Objective: All lines featuring the string "billion" are to be listed.

# START OF Given data

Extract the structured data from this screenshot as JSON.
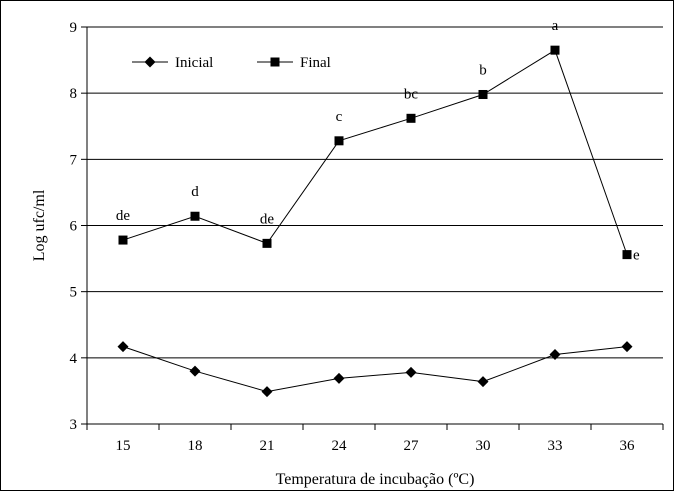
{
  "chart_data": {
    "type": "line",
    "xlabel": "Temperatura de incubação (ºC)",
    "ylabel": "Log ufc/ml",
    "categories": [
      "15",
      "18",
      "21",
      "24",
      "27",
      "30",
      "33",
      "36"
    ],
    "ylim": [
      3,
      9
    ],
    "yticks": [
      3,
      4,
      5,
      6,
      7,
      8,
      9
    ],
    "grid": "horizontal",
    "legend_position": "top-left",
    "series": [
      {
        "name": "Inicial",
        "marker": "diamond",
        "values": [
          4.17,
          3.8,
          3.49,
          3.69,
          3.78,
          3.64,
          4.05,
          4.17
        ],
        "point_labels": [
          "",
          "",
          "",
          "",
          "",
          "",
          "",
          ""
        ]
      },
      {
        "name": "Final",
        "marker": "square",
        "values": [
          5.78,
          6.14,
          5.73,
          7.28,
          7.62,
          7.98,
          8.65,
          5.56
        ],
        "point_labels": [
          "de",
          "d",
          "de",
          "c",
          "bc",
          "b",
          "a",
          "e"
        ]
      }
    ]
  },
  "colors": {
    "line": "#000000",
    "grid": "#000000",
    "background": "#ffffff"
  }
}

# END OF Given data
# START OF Given data

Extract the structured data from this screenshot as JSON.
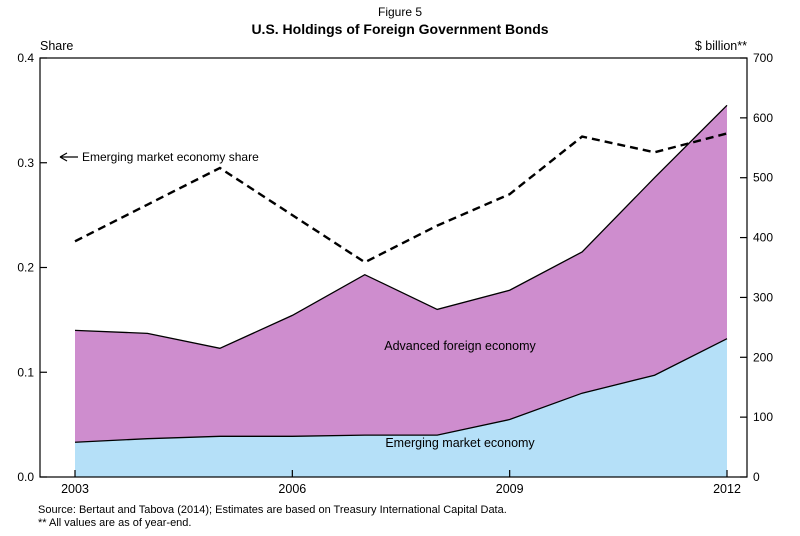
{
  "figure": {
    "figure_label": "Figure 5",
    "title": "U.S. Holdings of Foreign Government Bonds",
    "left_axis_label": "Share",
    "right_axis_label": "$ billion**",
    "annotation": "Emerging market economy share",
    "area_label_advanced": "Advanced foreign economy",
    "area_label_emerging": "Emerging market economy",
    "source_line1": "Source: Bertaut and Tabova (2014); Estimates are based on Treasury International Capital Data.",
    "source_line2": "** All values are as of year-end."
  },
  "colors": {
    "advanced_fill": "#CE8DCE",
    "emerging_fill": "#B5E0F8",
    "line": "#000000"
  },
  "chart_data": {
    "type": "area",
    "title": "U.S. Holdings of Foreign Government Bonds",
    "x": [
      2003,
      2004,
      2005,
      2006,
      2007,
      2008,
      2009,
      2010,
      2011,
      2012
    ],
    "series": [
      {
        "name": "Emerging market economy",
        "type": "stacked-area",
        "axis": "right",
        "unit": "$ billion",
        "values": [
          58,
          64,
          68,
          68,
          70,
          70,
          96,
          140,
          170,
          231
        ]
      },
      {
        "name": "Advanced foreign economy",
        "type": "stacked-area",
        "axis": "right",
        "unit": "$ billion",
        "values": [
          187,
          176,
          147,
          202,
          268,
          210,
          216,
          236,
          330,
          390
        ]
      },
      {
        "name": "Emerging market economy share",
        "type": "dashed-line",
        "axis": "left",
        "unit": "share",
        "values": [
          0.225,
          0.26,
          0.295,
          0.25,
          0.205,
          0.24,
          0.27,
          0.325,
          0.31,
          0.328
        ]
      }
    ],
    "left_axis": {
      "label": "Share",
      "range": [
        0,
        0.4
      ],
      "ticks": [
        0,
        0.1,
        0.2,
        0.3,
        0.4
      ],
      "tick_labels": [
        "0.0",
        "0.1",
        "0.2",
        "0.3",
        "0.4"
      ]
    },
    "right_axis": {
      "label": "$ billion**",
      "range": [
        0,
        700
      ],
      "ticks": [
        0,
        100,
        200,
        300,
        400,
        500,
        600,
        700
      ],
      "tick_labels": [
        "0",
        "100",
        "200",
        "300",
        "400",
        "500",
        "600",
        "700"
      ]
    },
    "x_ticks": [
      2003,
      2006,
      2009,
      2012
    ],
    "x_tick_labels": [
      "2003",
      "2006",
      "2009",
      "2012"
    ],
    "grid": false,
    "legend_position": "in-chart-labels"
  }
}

# END OF Given data

The output:
    "right_axis_label": "$ billion**",
        "unit": "$ billion",
        "unit": "$ billion",
      "label": "$ billion**",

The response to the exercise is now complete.